_Written instruction_. The entries below are to be repeated exactly as they stand.

[Start Supplied material]

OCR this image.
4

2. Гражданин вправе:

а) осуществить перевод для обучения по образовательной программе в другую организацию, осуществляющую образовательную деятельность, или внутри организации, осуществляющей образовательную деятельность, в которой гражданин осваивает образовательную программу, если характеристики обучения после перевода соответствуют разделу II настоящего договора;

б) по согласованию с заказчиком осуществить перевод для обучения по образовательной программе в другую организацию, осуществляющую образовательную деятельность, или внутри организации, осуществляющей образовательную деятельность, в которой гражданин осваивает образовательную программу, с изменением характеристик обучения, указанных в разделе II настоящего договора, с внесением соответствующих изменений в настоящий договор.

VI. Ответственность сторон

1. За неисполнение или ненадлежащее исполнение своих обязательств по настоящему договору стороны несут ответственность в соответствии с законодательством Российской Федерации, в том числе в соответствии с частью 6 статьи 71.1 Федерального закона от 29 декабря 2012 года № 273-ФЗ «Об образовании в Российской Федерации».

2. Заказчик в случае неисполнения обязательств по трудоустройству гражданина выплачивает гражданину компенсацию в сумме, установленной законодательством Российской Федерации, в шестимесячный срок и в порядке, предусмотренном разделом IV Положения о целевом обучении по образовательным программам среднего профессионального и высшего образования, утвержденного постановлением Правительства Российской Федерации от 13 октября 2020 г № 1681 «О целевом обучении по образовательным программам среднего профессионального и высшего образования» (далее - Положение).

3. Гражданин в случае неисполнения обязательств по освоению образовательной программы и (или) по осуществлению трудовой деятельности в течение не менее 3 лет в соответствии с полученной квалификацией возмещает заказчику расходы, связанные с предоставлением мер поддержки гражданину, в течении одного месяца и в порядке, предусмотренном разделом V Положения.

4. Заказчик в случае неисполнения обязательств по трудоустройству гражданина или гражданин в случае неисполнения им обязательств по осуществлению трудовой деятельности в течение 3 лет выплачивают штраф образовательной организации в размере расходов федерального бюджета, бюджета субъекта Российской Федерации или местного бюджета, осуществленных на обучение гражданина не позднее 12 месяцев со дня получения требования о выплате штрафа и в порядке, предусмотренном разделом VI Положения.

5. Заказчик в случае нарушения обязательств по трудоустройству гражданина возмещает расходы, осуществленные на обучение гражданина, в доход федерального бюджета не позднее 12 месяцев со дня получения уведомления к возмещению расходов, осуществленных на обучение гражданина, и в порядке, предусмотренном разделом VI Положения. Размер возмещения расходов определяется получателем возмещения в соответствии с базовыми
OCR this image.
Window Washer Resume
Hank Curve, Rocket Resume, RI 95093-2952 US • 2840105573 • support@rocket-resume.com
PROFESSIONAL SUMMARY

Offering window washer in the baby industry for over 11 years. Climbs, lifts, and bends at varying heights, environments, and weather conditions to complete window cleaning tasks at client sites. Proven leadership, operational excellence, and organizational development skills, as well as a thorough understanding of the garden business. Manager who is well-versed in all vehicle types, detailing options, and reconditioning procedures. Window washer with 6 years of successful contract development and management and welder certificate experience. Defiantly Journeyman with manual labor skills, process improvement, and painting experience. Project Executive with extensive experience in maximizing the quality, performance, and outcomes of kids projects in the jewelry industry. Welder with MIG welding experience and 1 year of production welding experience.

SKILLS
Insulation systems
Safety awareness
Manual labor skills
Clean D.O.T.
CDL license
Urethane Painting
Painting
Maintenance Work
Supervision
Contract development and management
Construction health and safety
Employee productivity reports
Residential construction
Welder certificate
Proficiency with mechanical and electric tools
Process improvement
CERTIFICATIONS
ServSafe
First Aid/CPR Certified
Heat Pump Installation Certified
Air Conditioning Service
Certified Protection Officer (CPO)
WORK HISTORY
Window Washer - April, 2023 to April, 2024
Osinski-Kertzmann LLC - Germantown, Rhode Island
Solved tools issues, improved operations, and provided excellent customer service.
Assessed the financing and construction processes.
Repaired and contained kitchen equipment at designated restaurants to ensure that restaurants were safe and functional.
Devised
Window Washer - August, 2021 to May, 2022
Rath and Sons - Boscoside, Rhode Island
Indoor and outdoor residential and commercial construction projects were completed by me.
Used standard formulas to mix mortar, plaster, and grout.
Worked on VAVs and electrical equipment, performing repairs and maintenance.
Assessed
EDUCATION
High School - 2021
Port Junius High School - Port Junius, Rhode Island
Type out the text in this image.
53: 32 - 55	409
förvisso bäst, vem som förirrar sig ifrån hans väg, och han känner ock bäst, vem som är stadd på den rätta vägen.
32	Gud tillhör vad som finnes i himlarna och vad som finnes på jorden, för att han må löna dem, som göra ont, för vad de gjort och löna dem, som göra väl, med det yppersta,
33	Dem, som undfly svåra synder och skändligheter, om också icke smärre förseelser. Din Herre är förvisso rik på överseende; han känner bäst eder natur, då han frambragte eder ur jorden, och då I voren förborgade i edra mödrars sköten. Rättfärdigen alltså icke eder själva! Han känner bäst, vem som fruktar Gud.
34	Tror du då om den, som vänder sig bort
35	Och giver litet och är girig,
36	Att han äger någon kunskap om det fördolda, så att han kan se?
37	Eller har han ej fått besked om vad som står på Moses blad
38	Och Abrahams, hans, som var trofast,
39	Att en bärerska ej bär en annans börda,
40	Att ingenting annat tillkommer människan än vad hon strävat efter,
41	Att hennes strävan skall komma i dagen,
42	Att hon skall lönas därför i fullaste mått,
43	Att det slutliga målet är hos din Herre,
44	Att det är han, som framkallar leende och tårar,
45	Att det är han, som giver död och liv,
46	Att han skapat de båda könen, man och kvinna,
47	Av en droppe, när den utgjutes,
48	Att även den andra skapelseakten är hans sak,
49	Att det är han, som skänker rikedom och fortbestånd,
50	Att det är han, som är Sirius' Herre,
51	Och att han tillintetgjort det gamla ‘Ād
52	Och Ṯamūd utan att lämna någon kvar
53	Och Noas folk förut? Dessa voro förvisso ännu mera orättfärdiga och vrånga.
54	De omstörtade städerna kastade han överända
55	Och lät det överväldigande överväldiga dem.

[End Supplied material]

_Solution_.
OCR this image.
4

2. Гражданин вправе:

а) осуществить перевод для обучения по образовательной программе в другую организацию, осуществляющую образовательную деятельность, или внутри организации, осуществляющей образовательную деятельность, в которой гражданин осваивает образовательную программу, если характеристики обучения после перевода соответствуют разделу II настоящего договора;

б) по согласованию с заказчиком осуществить перевод для обучения по образовательной программе в другую организацию, осуществляющую образовательную деятельность, или внутри организации, осуществляющей образовательную деятельность, в которой гражданин осваивает образовательную программу, с изменением характеристик обучения, указанных в разделе II настоящего договора, с внесением соответствующих изменений в настоящий договор.

VI. Ответственность сторон

1. За неисполнение или ненадлежащее исполнение своих обязательств по настоящему договору стороны несут ответственность в соответствии с законодательством Российской Федерации, в том числе в соответствии с частью 6 статьи 71.1 Федерального закона от 29 декабря 2012 года № 273-ФЗ «Об образовании в Российской Федерации».

2. Заказчик в случае неисполнения обязательств по трудоустройству гражданина выплачивает гражданину компенсацию в сумме, установленной законодательством Российской Федерации, в шестимесячный срок и в порядке, предусмотренном разделом IV Положения о целевом обучении по образовательным программам среднего профессионального и высшего образования, утвержденного постановлением Правительства Российской Федерации от 13 октября 2020 г № 1681 «О целевом обучении по образовательным программам среднего профессионального и высшего образования» (далее - Положение).

3. Гражданин в случае неисполнения обязательств по освоению образовательной программы и (или) по осуществлению трудовой деятельности в течение не менее 3 лет в соответствии с полученной квалификацией возмещает заказчику расходы, связанные с предоставлением мер поддержки гражданину, в течении одного месяца и в порядке, предусмотренном разделом V Положения.

4. Заказчик в случае неисполнения обязательств по трудоустройству гражданина или гражданин в случае неисполнения им обязательств по осуществлению трудовой деятельности в течение 3 лет выплачивают штраф образовательной организации в размере расходов федерального бюджета, бюджета субъекта Российской Федерации или местного бюджета, осуществленных на обучение гражданина не позднее 12 месяцев со дня получения требования о выплате штрафа и в порядке, предусмотренном разделом VI Положения.

5. Заказчик в случае нарушения обязательств по трудоустройству гражданина возмещает расходы, осуществленные на обучение гражданина, в доход федерального бюджета не позднее 12 месяцев со дня получения уведомления к возмещению расходов, осуществленных на обучение гражданина, и в порядке, предусмотренном разделом VI Положения. Размер возмещения расходов определяется получателем возмещения в соответствии с базовыми
OCR this image.
Window Washer Resume
Hank Curve, Rocket Resume, RI 95093-2952 US • 2840105573 • support@rocket-resume.com
PROFESSIONAL SUMMARY

Offering window washer in the baby industry for over 11 years. Climbs, lifts, and bends at varying heights, environments, and weather conditions to complete window cleaning tasks at client sites. Proven leadership, operational excellence, and organizational development skills, as well as a thorough understanding of the garden business. Manager who is well-versed in all vehicle types, detailing options, and reconditioning procedures. Window washer with 6 years of successful contract development and management and welder certificate experience. Defiantly Journeyman with manual labor skills, process improvement, and painting experience. Project Executive with extensive experience in maximizing the quality, performance, and outcomes of kids projects in the jewelry industry. Welder with MIG welding experience and 1 year of production welding experience.

SKILLS
Insulation systems
Safety awareness
Manual labor skills
Clean D.O.T.
CDL license
Urethane Painting
Painting
Maintenance Work
Supervision
Contract development and management
Construction health and safety
Employee productivity reports
Residential construction
Welder certificate
Proficiency with mechanical and electric tools
Process improvement
CERTIFICATIONS
ServSafe
First Aid/CPR Certified
Heat Pump Installation Certified
Air Conditioning Service
Certified Protection Officer (CPO)
WORK HISTORY
Window Washer - April, 2023 to April, 2024
Osinski-Kertzmann LLC - Germantown, Rhode Island
Solved tools issues, improved operations, and provided excellent customer service.
Assessed the financing and construction processes.
Repaired and contained kitchen equipment at designated restaurants to ensure that restaurants were safe and functional.
Devised
Window Washer - August, 2021 to May, 2022
Rath and Sons - Boscoside, Rhode Island
Indoor and outdoor residential and commercial construction projects were completed by me.
Used standard formulas to mix mortar, plaster, and grout.
Worked on VAVs and electrical equipment, performing repairs and maintenance.
Assessed
EDUCATION
High School - 2021
Port Junius High School - Port Junius, Rhode Island
Type out the text in this image.
53: 32 - 55	409
förvisso bäst, vem som förirrar sig ifrån hans väg, och han känner ock bäst, vem som är stadd på den rätta vägen.
32	Gud tillhör vad som finnes i himlarna och vad som finnes på jorden, för att han må löna dem, som göra ont, för vad de gjort och löna dem, som göra väl, med det yppersta,
33	Dem, som undfly svåra synder och skändligheter, om också icke smärre förseelser. Din Herre är förvisso rik på överseende; han känner bäst eder natur, då han frambragte eder ur jorden, och då I voren förborgade i edra mödrars sköten. Rättfärdigen alltså icke eder själva! Han känner bäst, vem som fruktar Gud.
34	Tror du då om den, som vänder sig bort
35	Och giver litet och är girig,
36	Att han äger någon kunskap om det fördolda, så att han kan se?
37	Eller har han ej fått besked om vad som står på Moses blad
38	Och Abrahams, hans, som var trofast,
39	Att en bärerska ej bär en annans börda,
40	Att ingenting annat tillkommer människan än vad hon strävat efter,
41	Att hennes strävan skall komma i dagen,
42	Att hon skall lönas därför i fullaste mått,
43	Att det slutliga målet är hos din Herre,
44	Att det är han, som framkallar leende och tårar,
45	Att det är han, som giver död och liv,
46	Att han skapat de båda könen, man och kvinna,
47	Av en droppe, när den utgjutes,
48	Att även den andra skapelseakten är hans sak,
49	Att det är han, som skänker rikedom och fortbestånd,
50	Att det är han, som är Sirius' Herre,
51	Och att han tillintetgjort det gamla ‘Ād
52	Och Ṯamūd utan att lämna någon kvar
53	Och Noas folk förut? Dessa voro förvisso ännu mera orättfärdiga och vrånga.
54	De omstörtade städerna kastade han överända
55	Och lät det överväldigande överväldiga dem.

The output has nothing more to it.